(Saved entries)
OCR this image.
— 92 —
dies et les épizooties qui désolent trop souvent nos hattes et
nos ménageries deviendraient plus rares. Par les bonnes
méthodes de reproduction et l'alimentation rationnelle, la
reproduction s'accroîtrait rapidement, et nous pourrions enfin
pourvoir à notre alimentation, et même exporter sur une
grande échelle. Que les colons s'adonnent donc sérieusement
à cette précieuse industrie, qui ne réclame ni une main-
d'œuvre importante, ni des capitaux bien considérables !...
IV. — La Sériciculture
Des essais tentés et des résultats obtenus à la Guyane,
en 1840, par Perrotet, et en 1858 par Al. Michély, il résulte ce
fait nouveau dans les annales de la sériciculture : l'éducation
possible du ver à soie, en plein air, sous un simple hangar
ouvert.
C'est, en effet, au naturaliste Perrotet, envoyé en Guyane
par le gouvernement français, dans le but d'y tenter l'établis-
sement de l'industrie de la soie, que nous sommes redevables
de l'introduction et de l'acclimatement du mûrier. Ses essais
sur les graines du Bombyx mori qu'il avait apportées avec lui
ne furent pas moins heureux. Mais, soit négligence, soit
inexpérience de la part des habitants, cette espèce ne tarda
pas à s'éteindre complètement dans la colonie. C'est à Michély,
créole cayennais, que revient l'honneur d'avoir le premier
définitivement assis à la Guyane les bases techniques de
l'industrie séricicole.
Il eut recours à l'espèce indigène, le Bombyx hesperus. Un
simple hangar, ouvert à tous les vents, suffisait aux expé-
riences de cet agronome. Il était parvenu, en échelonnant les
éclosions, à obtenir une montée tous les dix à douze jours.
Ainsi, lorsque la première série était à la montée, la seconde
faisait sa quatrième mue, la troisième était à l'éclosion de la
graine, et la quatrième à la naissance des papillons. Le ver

Task instructions: Return all lines of the material above in which the word "Perrotet" occurs.

Result of this exercise:
en 1840, par Perrotet, et en 1858 par Al. Michély, il résulte ce
C'est, en effet, au naturaliste Perrotet, envoyé en Guyane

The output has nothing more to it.